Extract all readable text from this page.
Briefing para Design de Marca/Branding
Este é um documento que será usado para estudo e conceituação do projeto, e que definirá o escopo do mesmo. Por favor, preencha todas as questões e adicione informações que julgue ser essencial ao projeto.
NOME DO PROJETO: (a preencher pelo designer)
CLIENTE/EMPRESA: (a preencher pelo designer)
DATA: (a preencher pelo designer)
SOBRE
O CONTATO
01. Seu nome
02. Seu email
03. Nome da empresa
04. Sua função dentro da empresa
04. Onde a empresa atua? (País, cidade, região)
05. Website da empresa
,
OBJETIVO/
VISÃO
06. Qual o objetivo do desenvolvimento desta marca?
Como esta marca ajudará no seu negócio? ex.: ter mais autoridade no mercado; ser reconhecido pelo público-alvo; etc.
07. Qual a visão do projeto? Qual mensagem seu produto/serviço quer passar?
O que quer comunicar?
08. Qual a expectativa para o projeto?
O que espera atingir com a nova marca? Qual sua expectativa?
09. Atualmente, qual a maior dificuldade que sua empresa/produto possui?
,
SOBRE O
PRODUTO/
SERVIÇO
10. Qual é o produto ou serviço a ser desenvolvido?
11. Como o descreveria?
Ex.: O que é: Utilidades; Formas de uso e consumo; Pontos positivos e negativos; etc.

* * *

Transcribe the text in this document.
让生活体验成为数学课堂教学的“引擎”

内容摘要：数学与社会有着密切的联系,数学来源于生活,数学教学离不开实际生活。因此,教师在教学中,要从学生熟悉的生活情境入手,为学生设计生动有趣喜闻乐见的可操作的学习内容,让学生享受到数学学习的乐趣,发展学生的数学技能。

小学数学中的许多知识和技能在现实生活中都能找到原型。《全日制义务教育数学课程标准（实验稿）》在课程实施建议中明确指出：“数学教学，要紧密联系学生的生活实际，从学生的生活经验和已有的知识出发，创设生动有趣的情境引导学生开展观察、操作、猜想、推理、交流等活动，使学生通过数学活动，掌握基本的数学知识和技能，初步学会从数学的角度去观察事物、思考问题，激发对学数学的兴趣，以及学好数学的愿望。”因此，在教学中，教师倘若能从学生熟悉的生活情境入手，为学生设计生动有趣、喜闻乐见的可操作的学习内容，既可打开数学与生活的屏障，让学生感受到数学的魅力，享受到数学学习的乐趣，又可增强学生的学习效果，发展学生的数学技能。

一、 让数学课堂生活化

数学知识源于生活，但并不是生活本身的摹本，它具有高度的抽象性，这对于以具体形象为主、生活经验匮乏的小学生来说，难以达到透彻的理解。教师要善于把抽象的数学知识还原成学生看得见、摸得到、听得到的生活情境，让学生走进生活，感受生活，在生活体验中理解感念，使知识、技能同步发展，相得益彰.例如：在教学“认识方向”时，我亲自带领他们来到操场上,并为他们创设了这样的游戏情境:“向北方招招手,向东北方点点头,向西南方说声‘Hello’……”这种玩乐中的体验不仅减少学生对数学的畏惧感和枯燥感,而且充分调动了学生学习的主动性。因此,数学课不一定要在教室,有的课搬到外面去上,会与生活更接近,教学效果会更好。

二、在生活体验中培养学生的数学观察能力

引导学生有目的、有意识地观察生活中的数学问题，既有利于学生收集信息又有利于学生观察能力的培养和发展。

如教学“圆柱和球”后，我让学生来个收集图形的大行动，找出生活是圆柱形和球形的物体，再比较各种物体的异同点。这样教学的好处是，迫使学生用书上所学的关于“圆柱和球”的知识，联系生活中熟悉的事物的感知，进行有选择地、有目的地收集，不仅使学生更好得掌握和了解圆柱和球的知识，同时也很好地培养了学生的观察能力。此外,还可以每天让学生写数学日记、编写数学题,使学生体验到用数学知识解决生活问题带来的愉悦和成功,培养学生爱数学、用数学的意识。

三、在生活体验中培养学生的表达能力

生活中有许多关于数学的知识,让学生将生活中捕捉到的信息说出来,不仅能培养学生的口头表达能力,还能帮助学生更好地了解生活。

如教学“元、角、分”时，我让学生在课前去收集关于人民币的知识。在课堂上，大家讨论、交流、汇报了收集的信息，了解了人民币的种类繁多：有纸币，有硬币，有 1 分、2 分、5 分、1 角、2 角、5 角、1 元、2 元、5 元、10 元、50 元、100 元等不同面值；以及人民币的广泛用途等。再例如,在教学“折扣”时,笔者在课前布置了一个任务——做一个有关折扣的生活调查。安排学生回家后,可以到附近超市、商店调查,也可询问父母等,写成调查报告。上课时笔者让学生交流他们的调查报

→ WHAT YOU WILL DO
Copy every line above in which the string "this" shows up.

→ WRITTEN RESPONSE
Extract all readable text from this page.
Transcribe the text in this document.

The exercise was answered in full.